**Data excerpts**
━━━

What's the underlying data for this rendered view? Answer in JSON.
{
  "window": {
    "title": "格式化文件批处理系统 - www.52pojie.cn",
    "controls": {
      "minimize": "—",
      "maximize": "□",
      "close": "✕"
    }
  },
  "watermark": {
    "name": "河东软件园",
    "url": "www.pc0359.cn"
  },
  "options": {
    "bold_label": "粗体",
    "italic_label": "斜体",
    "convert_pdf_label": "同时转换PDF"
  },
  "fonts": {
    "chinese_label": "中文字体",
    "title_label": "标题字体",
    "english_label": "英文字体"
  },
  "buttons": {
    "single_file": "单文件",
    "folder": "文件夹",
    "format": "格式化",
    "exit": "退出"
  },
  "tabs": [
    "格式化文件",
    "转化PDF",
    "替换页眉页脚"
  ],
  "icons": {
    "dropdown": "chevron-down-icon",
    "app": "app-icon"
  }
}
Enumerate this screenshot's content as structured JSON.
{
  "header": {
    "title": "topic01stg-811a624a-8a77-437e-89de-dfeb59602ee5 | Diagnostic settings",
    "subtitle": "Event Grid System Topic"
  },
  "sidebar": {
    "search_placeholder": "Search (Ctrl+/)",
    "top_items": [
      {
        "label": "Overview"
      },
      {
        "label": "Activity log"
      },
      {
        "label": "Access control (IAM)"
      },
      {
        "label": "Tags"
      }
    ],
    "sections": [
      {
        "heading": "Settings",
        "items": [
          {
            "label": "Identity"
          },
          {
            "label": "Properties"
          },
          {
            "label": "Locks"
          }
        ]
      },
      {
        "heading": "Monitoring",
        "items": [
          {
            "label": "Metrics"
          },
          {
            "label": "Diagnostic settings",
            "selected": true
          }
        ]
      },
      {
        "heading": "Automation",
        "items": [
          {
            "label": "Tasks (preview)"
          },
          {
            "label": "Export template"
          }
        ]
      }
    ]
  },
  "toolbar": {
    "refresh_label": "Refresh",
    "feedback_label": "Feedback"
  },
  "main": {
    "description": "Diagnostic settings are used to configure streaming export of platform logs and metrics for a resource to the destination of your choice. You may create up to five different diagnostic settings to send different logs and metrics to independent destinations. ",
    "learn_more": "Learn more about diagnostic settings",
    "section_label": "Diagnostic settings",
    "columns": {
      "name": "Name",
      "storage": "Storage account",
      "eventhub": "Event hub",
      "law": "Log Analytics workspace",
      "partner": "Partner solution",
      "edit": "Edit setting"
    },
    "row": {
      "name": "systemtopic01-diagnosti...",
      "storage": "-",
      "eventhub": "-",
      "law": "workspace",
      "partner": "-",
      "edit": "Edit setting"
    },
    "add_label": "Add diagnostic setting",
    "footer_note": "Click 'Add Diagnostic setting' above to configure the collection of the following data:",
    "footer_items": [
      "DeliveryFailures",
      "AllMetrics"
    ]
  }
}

━━━

**SHORT TASK**
Every record should be given again exactly.

**SOLVED PROBLEM**
What's the underlying data for this rendered view? Answer in JSON.
{
  "window": {
    "title": "格式化文件批处理系统 - www.52pojie.cn",
    "controls": {
      "minimize": "—",
      "maximize": "□",
      "close": "✕"
    }
  },
  "watermark": {
    "name": "河东软件园",
    "url": "www.pc0359.cn"
  },
  "options": {
    "bold_label": "粗体",
    "italic_label": "斜体",
    "convert_pdf_label": "同时转换PDF"
  },
  "fonts": {
    "chinese_label": "中文字体",
    "title_label": "标题字体",
    "english_label": "英文字体"
  },
  "buttons": {
    "single_file": "单文件",
    "folder": "文件夹",
    "format": "格式化",
    "exit": "退出"
  },
  "tabs": [
    "格式化文件",
    "转化PDF",
    "替换页眉页脚"
  ],
  "icons": {
    "dropdown": "chevron-down-icon",
    "app": "app-icon"
  }
}
Enumerate this screenshot's content as structured JSON.
{
  "header": {
    "title": "topic01stg-811a624a-8a77-437e-89de-dfeb59602ee5 | Diagnostic settings",
    "subtitle": "Event Grid System Topic"
  },
  "sidebar": {
    "search_placeholder": "Search (Ctrl+/)",
    "top_items": [
      {
        "label": "Overview"
      },
      {
        "label": "Activity log"
      },
      {
        "label": "Access control (IAM)"
      },
      {
        "label": "Tags"
      }
    ],
    "sections": [
      {
        "heading": "Settings",
        "items": [
          {
            "label": "Identity"
          },
          {
            "label": "Properties"
          },
          {
            "label": "Locks"
          }
        ]
      },
      {
        "heading": "Monitoring",
        "items": [
          {
            "label": "Metrics"
          },
          {
            "label": "Diagnostic settings",
            "selected": true
          }
        ]
      },
      {
        "heading": "Automation",
        "items": [
          {
            "label": "Tasks (preview)"
          },
          {
            "label": "Export template"
          }
        ]
      }
    ]
  },
  "toolbar": {
    "refresh_label": "Refresh",
    "feedback_label": "Feedback"
  },
  "main": {
    "description": "Diagnostic settings are used to configure streaming export of platform logs and metrics for a resource to the destination of your choice. You may create up to five different diagnostic settings to send different logs and metrics to independent destinations. ",
    "learn_more": "Learn more about diagnostic settings",
    "section_label": "Diagnostic settings",
    "columns": {
      "name": "Name",
      "storage": "Storage account",
      "eventhub": "Event hub",
      "law": "Log Analytics workspace",
      "partner": "Partner solution",
      "edit": "Edit setting"
    },
    "row": {
      "name": "systemtopic01-diagnosti...",
      "storage": "-",
      "eventhub": "-",
      "law": "workspace",
      "partner": "-",
      "edit": "Edit setting"
    },
    "add_label": "Add diagnostic setting",
    "footer_note": "Click 'Add Diagnostic setting' above to configure the collection of the following data:",
    "footer_items": [
      "DeliveryFailures",
      "AllMetrics"
    ]
  }
}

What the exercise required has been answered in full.